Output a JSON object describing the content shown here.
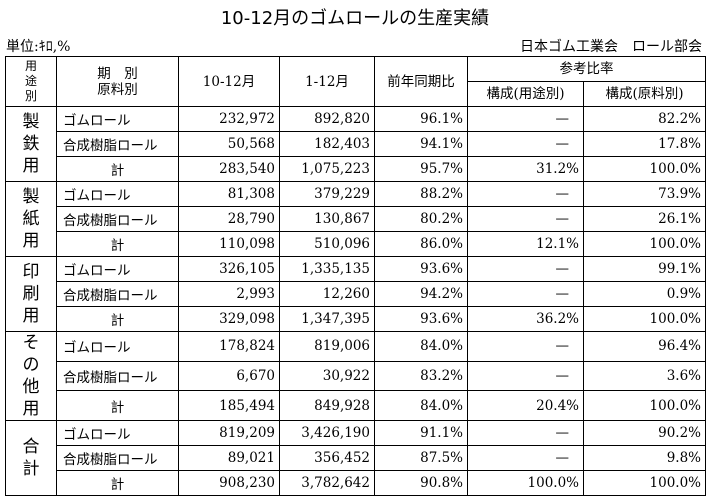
{
  "title": "10-12月のゴムロールの生産実績",
  "unit": "単位:ｷﾛ,%",
  "source": "日本ゴム工業会　ロール部会",
  "header": {
    "use_col": [
      "用",
      "途",
      "別"
    ],
    "kind_col": [
      "期　別",
      "原料別"
    ],
    "q4": "10-12月",
    "ytd": "1-12月",
    "yoy": "前年同期比",
    "ref_group": "参考比率",
    "by_use": "構成(用途別)",
    "by_material": "構成(原料別)"
  },
  "groups": [
    {
      "use": [
        "製",
        "鉄",
        "用"
      ],
      "rows": [
        {
          "kind": "ゴムロール",
          "q4": "232,972",
          "ytd": "892,820",
          "yoy": "96.1%",
          "by_use": "—",
          "by_material": "82.2%"
        },
        {
          "kind": "合成樹脂ロール",
          "q4": "50,568",
          "ytd": "182,403",
          "yoy": "94.1%",
          "by_use": "—",
          "by_material": "17.8%"
        },
        {
          "kind": "計",
          "q4": "283,540",
          "ytd": "1,075,223",
          "yoy": "95.7%",
          "by_use": "31.2%",
          "by_material": "100.0%"
        }
      ]
    },
    {
      "use": [
        "製",
        "紙",
        "用"
      ],
      "rows": [
        {
          "kind": "ゴムロール",
          "q4": "81,308",
          "ytd": "379,229",
          "yoy": "88.2%",
          "by_use": "—",
          "by_material": "73.9%"
        },
        {
          "kind": "合成樹脂ロール",
          "q4": "28,790",
          "ytd": "130,867",
          "yoy": "80.2%",
          "by_use": "—",
          "by_material": "26.1%"
        },
        {
          "kind": "計",
          "q4": "110,098",
          "ytd": "510,096",
          "yoy": "86.0%",
          "by_use": "12.1%",
          "by_material": "100.0%"
        }
      ]
    },
    {
      "use": [
        "印",
        "刷",
        "用"
      ],
      "rows": [
        {
          "kind": "ゴムロール",
          "q4": "326,105",
          "ytd": "1,335,135",
          "yoy": "93.6%",
          "by_use": "—",
          "by_material": "99.1%"
        },
        {
          "kind": "合成樹脂ロール",
          "q4": "2,993",
          "ytd": "12,260",
          "yoy": "94.2%",
          "by_use": "—",
          "by_material": "0.9%"
        },
        {
          "kind": "計",
          "q4": "329,098",
          "ytd": "1,347,395",
          "yoy": "93.6%",
          "by_use": "36.2%",
          "by_material": "100.0%"
        }
      ]
    },
    {
      "use": [
        "そ",
        "の",
        "他",
        "用"
      ],
      "rows": [
        {
          "kind": "ゴムロール",
          "q4": "178,824",
          "ytd": "819,006",
          "yoy": "84.0%",
          "by_use": "—",
          "by_material": "96.4%"
        },
        {
          "kind": "合成樹脂ロール",
          "q4": "6,670",
          "ytd": "30,922",
          "yoy": "83.2%",
          "by_use": "—",
          "by_material": "3.6%"
        },
        {
          "kind": "計",
          "q4": "185,494",
          "ytd": "849,928",
          "yoy": "84.0%",
          "by_use": "20.4%",
          "by_material": "100.0%"
        }
      ]
    },
    {
      "use": [
        "合",
        "計"
      ],
      "rows": [
        {
          "kind": "ゴムロール",
          "q4": "819,209",
          "ytd": "3,426,190",
          "yoy": "91.1%",
          "by_use": "—",
          "by_material": "90.2%"
        },
        {
          "kind": "合成樹脂ロール",
          "q4": "89,021",
          "ytd": "356,452",
          "yoy": "87.5%",
          "by_use": "—",
          "by_material": "9.8%"
        },
        {
          "kind": "計",
          "q4": "908,230",
          "ytd": "3,782,642",
          "yoy": "90.8%",
          "by_use": "100.0%",
          "by_material": "100.0%"
        }
      ]
    }
  ]
}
○ ○ ○ ○ ○
=== JOB ===
The data above should be repeated exactly, minus any pictures.

=== SOLUTION TO THIS TASK ===
Output a JSON object describing the content shown here.
{
  "title": "10-12月のゴムロールの生産実績",
  "unit": "単位:ｷﾛ,%",
  "source": "日本ゴム工業会　ロール部会",
  "header": {
    "use_col": [
      "用",
      "途",
      "別"
    ],
    "kind_col": [
      "期　別",
      "原料別"
    ],
    "q4": "10-12月",
    "ytd": "1-12月",
    "yoy": "前年同期比",
    "ref_group": "参考比率",
    "by_use": "構成(用途別)",
    "by_material": "構成(原料別)"
  },
  "groups": [
    {
      "use": [
        "製",
        "鉄",
        "用"
      ],
      "rows": [
        {
          "kind": "ゴムロール",
          "q4": "232,972",
          "ytd": "892,820",
          "yoy": "96.1%",
          "by_use": "—",
          "by_material": "82.2%"
        },
        {
          "kind": "合成樹脂ロール",
          "q4": "50,568",
          "ytd": "182,403",
          "yoy": "94.1%",
          "by_use": "—",
          "by_material": "17.8%"
        },
        {
          "kind": "計",
          "q4": "283,540",
          "ytd": "1,075,223",
          "yoy": "95.7%",
          "by_use": "31.2%",
          "by_material": "100.0%"
        }
      ]
    },
    {
      "use": [
        "製",
        "紙",
        "用"
      ],
      "rows": [
        {
          "kind": "ゴムロール",
          "q4": "81,308",
          "ytd": "379,229",
          "yoy": "88.2%",
          "by_use": "—",
          "by_material": "73.9%"
        },
        {
          "kind": "合成樹脂ロール",
          "q4": "28,790",
          "ytd": "130,867",
          "yoy": "80.2%",
          "by_use": "—",
          "by_material": "26.1%"
        },
        {
          "kind": "計",
          "q4": "110,098",
          "ytd": "510,096",
          "yoy": "86.0%",
          "by_use": "12.1%",
          "by_material": "100.0%"
        }
      ]
    },
    {
      "use": [
        "印",
        "刷",
        "用"
      ],
      "rows": [
        {
          "kind": "ゴムロール",
          "q4": "326,105",
          "ytd": "1,335,135",
          "yoy": "93.6%",
          "by_use": "—",
          "by_material": "99.1%"
        },
        {
          "kind": "合成樹脂ロール",
          "q4": "2,993",
          "ytd": "12,260",
          "yoy": "94.2%",
          "by_use": "—",
          "by_material": "0.9%"
        },
        {
          "kind": "計",
          "q4": "329,098",
          "ytd": "1,347,395",
          "yoy": "93.6%",
          "by_use": "36.2%",
          "by_material": "100.0%"
        }
      ]
    },
    {
      "use": [
        "そ",
        "の",
        "他",
        "用"
      ],
      "rows": [
        {
          "kind": "ゴムロール",
          "q4": "178,824",
          "ytd": "819,006",
          "yoy": "84.0%",
          "by_use": "—",
          "by_material": "96.4%"
        },
        {
          "kind": "合成樹脂ロール",
          "q4": "6,670",
          "ytd": "30,922",
          "yoy": "83.2%",
          "by_use": "—",
          "by_material": "3.6%"
        },
        {
          "kind": "計",
          "q4": "185,494",
          "ytd": "849,928",
          "yoy": "84.0%",
          "by_use": "20.4%",
          "by_material": "100.0%"
        }
      ]
    },
    {
      "use": [
        "合",
        "計"
      ],
      "rows": [
        {
          "kind": "ゴムロール",
          "q4": "819,209",
          "ytd": "3,426,190",
          "yoy": "91.1%",
          "by_use": "—",
          "by_material": "90.2%"
        },
        {
          "kind": "合成樹脂ロール",
          "q4": "89,021",
          "ytd": "356,452",
          "yoy": "87.5%",
          "by_use": "—",
          "by_material": "9.8%"
        },
        {
          "kind": "計",
          "q4": "908,230",
          "ytd": "3,782,642",
          "yoy": "90.8%",
          "by_use": "100.0%",
          "by_material": "100.0%"
        }
      ]
    }
  ]
}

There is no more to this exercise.